What you need to do: Rewrite the paragraph beginning "To date, studies have found" from the mTOR and cerebral ischemia excerpt below as a brief bulleted list that keeps its main facts.

Excerpted text:
To date, studies have found that targeted inhibition or activation of the mTOR signaling pathway is an effective way to regulate neuronal apoptosis in the process of cerebral ischemia. For instance, resveratrol has a neuroprotective effect against cerebral ischemia/reperfusion injury by up-regulating the expression of p-JAK2, p-STAT3, p-AKT, p-mTOR, and Bcl2, and down-regulating the expression of cleaved caspase-3 and Bax [62]. In addition, there is accumulating evidence that mTOR kinase responds to stroke to regulate autophagy. Wei et al. [63] indicated that cPKCγ-modulated neuron-specific autophagy improved the neurological outcome of mice following ischemic stroke through the AKT-mTOR pathway. Tang et al. [64] found that exogenous Netrin-1 alleviates damage to ischemic brain tissues and enhances the viability of hypoxic neurons by inhibiting autophagy via the PI3K/mTOR pathway. Consistent with the findings of these previous studies, we found that epalrestat mediates the mTOR pathway in BMVECs after cerebral ischemia and inhibits autophagy and apoptosis. Previous studies have shown that activating the AKT/mTOR signaling pathway can effectively inhibit neuronal apoptosis and autophagy; Therefore, this study is the first to propose and demonstrate that epalrestat can affect endothelial cell viability by modulating the AKT/mTOR pathway, thereby inhibiting apoptosis and excessive autophagy in BMVECs after OGD.

Given data:

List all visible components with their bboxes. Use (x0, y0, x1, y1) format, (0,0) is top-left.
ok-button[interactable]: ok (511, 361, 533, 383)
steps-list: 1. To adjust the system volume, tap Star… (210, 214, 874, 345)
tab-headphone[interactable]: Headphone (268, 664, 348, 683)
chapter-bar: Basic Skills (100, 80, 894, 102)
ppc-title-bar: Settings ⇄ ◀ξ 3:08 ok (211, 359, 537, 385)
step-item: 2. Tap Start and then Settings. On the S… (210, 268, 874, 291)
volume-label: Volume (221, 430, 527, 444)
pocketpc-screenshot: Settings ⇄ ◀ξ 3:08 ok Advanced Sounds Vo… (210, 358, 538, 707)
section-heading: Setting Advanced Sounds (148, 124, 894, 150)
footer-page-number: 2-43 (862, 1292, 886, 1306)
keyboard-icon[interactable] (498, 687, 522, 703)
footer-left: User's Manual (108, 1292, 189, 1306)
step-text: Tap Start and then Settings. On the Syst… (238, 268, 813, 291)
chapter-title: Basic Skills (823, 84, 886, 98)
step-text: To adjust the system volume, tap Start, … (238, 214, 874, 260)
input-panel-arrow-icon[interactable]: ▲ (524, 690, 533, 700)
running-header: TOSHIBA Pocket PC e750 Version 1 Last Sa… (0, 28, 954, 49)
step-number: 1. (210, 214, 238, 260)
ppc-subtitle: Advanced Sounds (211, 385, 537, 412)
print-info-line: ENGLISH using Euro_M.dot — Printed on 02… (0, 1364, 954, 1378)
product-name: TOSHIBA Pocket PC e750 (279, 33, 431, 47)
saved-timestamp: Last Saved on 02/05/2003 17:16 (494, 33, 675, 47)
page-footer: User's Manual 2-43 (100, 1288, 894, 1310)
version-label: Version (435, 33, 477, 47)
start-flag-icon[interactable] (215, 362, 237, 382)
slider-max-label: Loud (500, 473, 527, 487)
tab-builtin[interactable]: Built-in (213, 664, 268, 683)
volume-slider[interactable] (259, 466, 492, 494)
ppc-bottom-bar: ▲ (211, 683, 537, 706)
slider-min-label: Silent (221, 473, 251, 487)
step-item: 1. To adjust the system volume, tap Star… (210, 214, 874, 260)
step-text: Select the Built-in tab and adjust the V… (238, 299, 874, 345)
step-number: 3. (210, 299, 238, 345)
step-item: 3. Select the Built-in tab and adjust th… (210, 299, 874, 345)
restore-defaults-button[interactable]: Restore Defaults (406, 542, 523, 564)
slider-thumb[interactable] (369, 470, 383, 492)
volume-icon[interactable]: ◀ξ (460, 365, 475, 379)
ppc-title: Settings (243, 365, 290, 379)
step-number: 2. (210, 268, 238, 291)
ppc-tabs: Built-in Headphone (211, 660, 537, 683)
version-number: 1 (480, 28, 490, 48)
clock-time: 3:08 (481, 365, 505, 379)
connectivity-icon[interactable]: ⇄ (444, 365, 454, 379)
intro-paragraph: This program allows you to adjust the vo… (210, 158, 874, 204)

The completed task:
- Targeted inhibition or activation of the mTOR signaling pathway effectively regulates neuronal apoptosis during cerebral ischemia.
- Resveratrol protects against cerebral ischemia/reperfusion injury by up-regulating p-JAK2, p-STAT3, p-AKT, p-mTOR and Bcl2 and down-regulating cleaved caspase-3 and Bax [62].
- Evidence is accumulating that mTOR kinase responds to stroke to regulate autophagy:
  - Wei et al. [63]: cPKCγ-modulated neuron-specific autophagy improved neurological outcome in mice after ischemic stroke through the AKT-mTOR pathway.
  - Tang et al. [64]: exogenous Netrin-1 reduces ischemic brain tissue damage and enhances hypoxic neuron viability by inhibiting autophagy via the PI3K/mTOR pathway.
- Consistent with these studies, epalrestat was found to mediate the mTOR pathway in BMVECs after cerebral ischemia and to inhibit autophagy and apoptosis.
- Because activating AKT/mTOR signaling is known to inhibit neuronal apoptosis and autophagy, this study is the first to propose and demonstrate that epalrestat affects endothelial cell viability by modulating the AKT/mTOR pathway, inhibiting apoptosis and excessive autophagy in BMVECs after OGD.